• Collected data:
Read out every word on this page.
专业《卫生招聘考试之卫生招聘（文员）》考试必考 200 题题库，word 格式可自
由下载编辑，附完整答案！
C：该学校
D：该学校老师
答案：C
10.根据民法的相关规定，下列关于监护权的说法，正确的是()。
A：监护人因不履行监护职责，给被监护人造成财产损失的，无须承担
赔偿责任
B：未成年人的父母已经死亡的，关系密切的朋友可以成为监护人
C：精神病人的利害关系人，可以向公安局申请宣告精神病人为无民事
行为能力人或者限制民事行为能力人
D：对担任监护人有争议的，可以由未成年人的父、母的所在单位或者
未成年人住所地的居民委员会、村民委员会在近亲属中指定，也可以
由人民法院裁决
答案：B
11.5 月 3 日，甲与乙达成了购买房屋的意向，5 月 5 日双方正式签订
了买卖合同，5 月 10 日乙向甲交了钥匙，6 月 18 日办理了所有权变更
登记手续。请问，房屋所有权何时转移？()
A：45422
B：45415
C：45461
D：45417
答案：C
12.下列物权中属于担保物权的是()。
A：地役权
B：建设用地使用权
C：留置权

• WORK TO COMPLETE: Repeat the lines above exactly.

• FINISHED TASK:
Read out every word on this page.
专业《卫生招聘考试之卫生招聘（文员）》考试必考 200 题题库，word 格式可自
由下载编辑，附完整答案！
C：该学校
D：该学校老师
答案：C
10.根据民法的相关规定，下列关于监护权的说法，正确的是()。
A：监护人因不履行监护职责，给被监护人造成财产损失的，无须承担
赔偿责任
B：未成年人的父母已经死亡的，关系密切的朋友可以成为监护人
C：精神病人的利害关系人，可以向公安局申请宣告精神病人为无民事
行为能力人或者限制民事行为能力人
D：对担任监护人有争议的，可以由未成年人的父、母的所在单位或者
未成年人住所地的居民委员会、村民委员会在近亲属中指定，也可以
由人民法院裁决
答案：B
11.5 月 3 日，甲与乙达成了购买房屋的意向，5 月 5 日双方正式签订
了买卖合同，5 月 10 日乙向甲交了钥匙，6 月 18 日办理了所有权变更
登记手续。请问，房屋所有权何时转移？()
A：45422
B：45415
C：45461
D：45417
答案：C
12.下列物权中属于担保物权的是()。
A：地役权
B：建设用地使用权
C：留置权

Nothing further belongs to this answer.